# WHAT YOU NEED TO DO:
All material below is to be reproduced exactly.

── ROWS ──

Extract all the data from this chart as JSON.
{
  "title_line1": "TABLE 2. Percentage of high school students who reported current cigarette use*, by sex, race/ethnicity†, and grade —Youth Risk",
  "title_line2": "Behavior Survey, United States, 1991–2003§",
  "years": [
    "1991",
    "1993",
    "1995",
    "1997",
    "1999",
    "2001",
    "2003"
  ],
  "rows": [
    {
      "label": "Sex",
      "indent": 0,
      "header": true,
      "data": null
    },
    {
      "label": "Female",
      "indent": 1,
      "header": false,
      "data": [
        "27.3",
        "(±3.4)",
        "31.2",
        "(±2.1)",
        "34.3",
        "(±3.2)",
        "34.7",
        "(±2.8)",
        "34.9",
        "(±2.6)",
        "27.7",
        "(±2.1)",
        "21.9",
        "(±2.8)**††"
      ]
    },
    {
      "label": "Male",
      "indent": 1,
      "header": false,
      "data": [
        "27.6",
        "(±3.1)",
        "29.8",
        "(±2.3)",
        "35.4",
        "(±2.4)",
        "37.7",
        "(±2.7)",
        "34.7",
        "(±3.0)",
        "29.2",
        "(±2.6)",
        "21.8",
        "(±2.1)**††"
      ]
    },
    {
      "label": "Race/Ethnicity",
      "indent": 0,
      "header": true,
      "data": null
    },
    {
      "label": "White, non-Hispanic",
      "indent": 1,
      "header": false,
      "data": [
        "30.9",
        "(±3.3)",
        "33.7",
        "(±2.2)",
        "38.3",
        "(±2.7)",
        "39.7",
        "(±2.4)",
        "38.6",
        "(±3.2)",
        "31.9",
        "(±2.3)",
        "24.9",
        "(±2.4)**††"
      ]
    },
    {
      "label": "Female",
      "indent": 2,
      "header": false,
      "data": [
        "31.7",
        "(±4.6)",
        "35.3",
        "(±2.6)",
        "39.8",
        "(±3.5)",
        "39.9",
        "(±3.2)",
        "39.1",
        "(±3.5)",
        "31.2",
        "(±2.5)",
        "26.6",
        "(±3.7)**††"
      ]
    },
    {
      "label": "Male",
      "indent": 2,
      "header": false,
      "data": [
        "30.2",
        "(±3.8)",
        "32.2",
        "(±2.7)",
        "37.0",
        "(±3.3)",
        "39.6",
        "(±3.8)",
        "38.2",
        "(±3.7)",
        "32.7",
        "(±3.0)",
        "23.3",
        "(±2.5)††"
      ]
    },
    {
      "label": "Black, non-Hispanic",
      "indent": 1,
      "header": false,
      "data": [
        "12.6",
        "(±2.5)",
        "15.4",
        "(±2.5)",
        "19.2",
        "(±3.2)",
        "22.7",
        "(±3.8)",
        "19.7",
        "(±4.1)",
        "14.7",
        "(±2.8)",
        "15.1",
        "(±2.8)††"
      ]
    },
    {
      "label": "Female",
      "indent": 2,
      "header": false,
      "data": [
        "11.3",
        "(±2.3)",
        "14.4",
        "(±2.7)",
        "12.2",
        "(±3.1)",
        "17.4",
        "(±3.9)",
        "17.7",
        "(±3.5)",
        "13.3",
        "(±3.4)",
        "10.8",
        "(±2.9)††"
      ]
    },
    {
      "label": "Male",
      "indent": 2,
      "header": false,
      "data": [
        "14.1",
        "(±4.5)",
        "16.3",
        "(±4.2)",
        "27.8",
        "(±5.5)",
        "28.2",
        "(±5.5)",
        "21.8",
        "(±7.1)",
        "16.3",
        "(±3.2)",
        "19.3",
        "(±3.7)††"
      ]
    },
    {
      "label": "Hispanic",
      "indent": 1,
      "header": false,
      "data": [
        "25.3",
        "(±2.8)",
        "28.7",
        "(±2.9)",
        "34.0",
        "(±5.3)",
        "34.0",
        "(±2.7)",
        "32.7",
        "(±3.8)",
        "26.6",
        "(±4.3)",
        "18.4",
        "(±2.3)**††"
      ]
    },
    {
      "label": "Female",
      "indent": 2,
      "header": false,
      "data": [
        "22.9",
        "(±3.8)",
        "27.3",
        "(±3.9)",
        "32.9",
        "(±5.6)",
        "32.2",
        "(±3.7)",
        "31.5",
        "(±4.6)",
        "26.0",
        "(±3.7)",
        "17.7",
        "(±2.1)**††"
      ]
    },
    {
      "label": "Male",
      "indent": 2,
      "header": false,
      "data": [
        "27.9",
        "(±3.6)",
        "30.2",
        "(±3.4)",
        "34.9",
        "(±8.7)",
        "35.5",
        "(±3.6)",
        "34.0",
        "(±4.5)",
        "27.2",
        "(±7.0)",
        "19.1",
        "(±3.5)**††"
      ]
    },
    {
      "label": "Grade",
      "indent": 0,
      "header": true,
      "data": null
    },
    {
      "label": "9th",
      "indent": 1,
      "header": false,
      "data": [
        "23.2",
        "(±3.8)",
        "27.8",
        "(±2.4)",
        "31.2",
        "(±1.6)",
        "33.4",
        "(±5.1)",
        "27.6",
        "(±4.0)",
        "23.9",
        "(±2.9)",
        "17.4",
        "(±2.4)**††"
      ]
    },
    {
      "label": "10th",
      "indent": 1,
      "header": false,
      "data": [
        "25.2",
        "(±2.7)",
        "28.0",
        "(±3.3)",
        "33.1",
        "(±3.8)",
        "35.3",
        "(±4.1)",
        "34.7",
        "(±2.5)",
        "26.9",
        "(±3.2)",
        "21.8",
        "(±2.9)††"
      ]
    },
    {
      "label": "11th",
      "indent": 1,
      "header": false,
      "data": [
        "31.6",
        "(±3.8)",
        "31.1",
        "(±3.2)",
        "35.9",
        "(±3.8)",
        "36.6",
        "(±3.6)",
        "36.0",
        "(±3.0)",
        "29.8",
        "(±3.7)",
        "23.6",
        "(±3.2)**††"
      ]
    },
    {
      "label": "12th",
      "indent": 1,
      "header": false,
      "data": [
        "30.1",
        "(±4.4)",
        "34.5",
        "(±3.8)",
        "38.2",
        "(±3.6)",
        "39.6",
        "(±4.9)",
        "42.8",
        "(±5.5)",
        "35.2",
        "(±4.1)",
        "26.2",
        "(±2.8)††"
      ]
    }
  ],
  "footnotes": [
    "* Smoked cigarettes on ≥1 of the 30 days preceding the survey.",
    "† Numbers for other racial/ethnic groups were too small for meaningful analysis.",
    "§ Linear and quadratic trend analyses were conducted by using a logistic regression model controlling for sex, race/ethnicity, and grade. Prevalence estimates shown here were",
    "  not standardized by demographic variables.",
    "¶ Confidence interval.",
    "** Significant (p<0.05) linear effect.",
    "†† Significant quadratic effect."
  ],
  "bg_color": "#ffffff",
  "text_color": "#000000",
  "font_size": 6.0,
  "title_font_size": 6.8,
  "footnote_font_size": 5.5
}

───

# RESULT FOR THIS TASK:
Extract all the data from this chart as JSON.
{
  "title_line1": "TABLE 2. Percentage of high school students who reported current cigarette use*, by sex, race/ethnicity†, and grade —Youth Risk",
  "title_line2": "Behavior Survey, United States, 1991–2003§",
  "years": [
    "1991",
    "1993",
    "1995",
    "1997",
    "1999",
    "2001",
    "2003"
  ],
  "rows": [
    {
      "label": "Sex",
      "indent": 0,
      "header": true,
      "data": null
    },
    {
      "label": "Female",
      "indent": 1,
      "header": false,
      "data": [
        "27.3",
        "(±3.4)",
        "31.2",
        "(±2.1)",
        "34.3",
        "(±3.2)",
        "34.7",
        "(±2.8)",
        "34.9",
        "(±2.6)",
        "27.7",
        "(±2.1)",
        "21.9",
        "(±2.8)**††"
      ]
    },
    {
      "label": "Male",
      "indent": 1,
      "header": false,
      "data": [
        "27.6",
        "(±3.1)",
        "29.8",
        "(±2.3)",
        "35.4",
        "(±2.4)",
        "37.7",
        "(±2.7)",
        "34.7",
        "(±3.0)",
        "29.2",
        "(±2.6)",
        "21.8",
        "(±2.1)**††"
      ]
    },
    {
      "label": "Race/Ethnicity",
      "indent": 0,
      "header": true,
      "data": null
    },
    {
      "label": "White, non-Hispanic",
      "indent": 1,
      "header": false,
      "data": [
        "30.9",
        "(±3.3)",
        "33.7",
        "(±2.2)",
        "38.3",
        "(±2.7)",
        "39.7",
        "(±2.4)",
        "38.6",
        "(±3.2)",
        "31.9",
        "(±2.3)",
        "24.9",
        "(±2.4)**††"
      ]
    },
    {
      "label": "Female",
      "indent": 2,
      "header": false,
      "data": [
        "31.7",
        "(±4.6)",
        "35.3",
        "(±2.6)",
        "39.8",
        "(±3.5)",
        "39.9",
        "(±3.2)",
        "39.1",
        "(±3.5)",
        "31.2",
        "(±2.5)",
        "26.6",
        "(±3.7)**††"
      ]
    },
    {
      "label": "Male",
      "indent": 2,
      "header": false,
      "data": [
        "30.2",
        "(±3.8)",
        "32.2",
        "(±2.7)",
        "37.0",
        "(±3.3)",
        "39.6",
        "(±3.8)",
        "38.2",
        "(±3.7)",
        "32.7",
        "(±3.0)",
        "23.3",
        "(±2.5)††"
      ]
    },
    {
      "label": "Black, non-Hispanic",
      "indent": 1,
      "header": false,
      "data": [
        "12.6",
        "(±2.5)",
        "15.4",
        "(±2.5)",
        "19.2",
        "(±3.2)",
        "22.7",
        "(±3.8)",
        "19.7",
        "(±4.1)",
        "14.7",
        "(±2.8)",
        "15.1",
        "(±2.8)††"
      ]
    },
    {
      "label": "Female",
      "indent": 2,
      "header": false,
      "data": [
        "11.3",
        "(±2.3)",
        "14.4",
        "(±2.7)",
        "12.2",
        "(±3.1)",
        "17.4",
        "(±3.9)",
        "17.7",
        "(±3.5)",
        "13.3",
        "(±3.4)",
        "10.8",
        "(±2.9)††"
      ]
    },
    {
      "label": "Male",
      "indent": 2,
      "header": false,
      "data": [
        "14.1",
        "(±4.5)",
        "16.3",
        "(±4.2)",
        "27.8",
        "(±5.5)",
        "28.2",
        "(±5.5)",
        "21.8",
        "(±7.1)",
        "16.3",
        "(±3.2)",
        "19.3",
        "(±3.7)††"
      ]
    },
    {
      "label": "Hispanic",
      "indent": 1,
      "header": false,
      "data": [
        "25.3",
        "(±2.8)",
        "28.7",
        "(±2.9)",
        "34.0",
        "(±5.3)",
        "34.0",
        "(±2.7)",
        "32.7",
        "(±3.8)",
        "26.6",
        "(±4.3)",
        "18.4",
        "(±2.3)**††"
      ]
    },
    {
      "label": "Female",
      "indent": 2,
      "header": false,
      "data": [
        "22.9",
        "(±3.8)",
        "27.3",
        "(±3.9)",
        "32.9",
        "(±5.6)",
        "32.2",
        "(±3.7)",
        "31.5",
        "(±4.6)",
        "26.0",
        "(±3.7)",
        "17.7",
        "(±2.1)**††"
      ]
    },
    {
      "label": "Male",
      "indent": 2,
      "header": false,
      "data": [
        "27.9",
        "(±3.6)",
        "30.2",
        "(±3.4)",
        "34.9",
        "(±8.7)",
        "35.5",
        "(±3.6)",
        "34.0",
        "(±4.5)",
        "27.2",
        "(±7.0)",
        "19.1",
        "(±3.5)**††"
      ]
    },
    {
      "label": "Grade",
      "indent": 0,
      "header": true,
      "data": null
    },
    {
      "label": "9th",
      "indent": 1,
      "header": false,
      "data": [
        "23.2",
        "(±3.8)",
        "27.8",
        "(±2.4)",
        "31.2",
        "(±1.6)",
        "33.4",
        "(±5.1)",
        "27.6",
        "(±4.0)",
        "23.9",
        "(±2.9)",
        "17.4",
        "(±2.4)**††"
      ]
    },
    {
      "label": "10th",
      "indent": 1,
      "header": false,
      "data": [
        "25.2",
        "(±2.7)",
        "28.0",
        "(±3.3)",
        "33.1",
        "(±3.8)",
        "35.3",
        "(±4.1)",
        "34.7",
        "(±2.5)",
        "26.9",
        "(±3.2)",
        "21.8",
        "(±2.9)††"
      ]
    },
    {
      "label": "11th",
      "indent": 1,
      "header": false,
      "data": [
        "31.6",
        "(±3.8)",
        "31.1",
        "(±3.2)",
        "35.9",
        "(±3.8)",
        "36.6",
        "(±3.6)",
        "36.0",
        "(±3.0)",
        "29.8",
        "(±3.7)",
        "23.6",
        "(±3.2)**††"
      ]
    },
    {
      "label": "12th",
      "indent": 1,
      "header": false,
      "data": [
        "30.1",
        "(±4.4)",
        "34.5",
        "(±3.8)",
        "38.2",
        "(±3.6)",
        "39.6",
        "(±4.9)",
        "42.8",
        "(±5.5)",
        "35.2",
        "(±4.1)",
        "26.2",
        "(±2.8)††"
      ]
    }
  ],
  "footnotes": [
    "* Smoked cigarettes on ≥1 of the 30 days preceding the survey.",
    "† Numbers for other racial/ethnic groups were too small for meaningful analysis.",
    "§ Linear and quadratic trend analyses were conducted by using a logistic regression model controlling for sex, race/ethnicity, and grade. Prevalence estimates shown here were",
    "  not standardized by demographic variables.",
    "¶ Confidence interval.",
    "** Significant (p<0.05) linear effect.",
    "†† Significant quadratic effect."
  ],
  "bg_color": "#ffffff",
  "text_color": "#000000",
  "font_size": 6.0,
  "title_font_size": 6.8,
  "footnote_font_size": 5.5
}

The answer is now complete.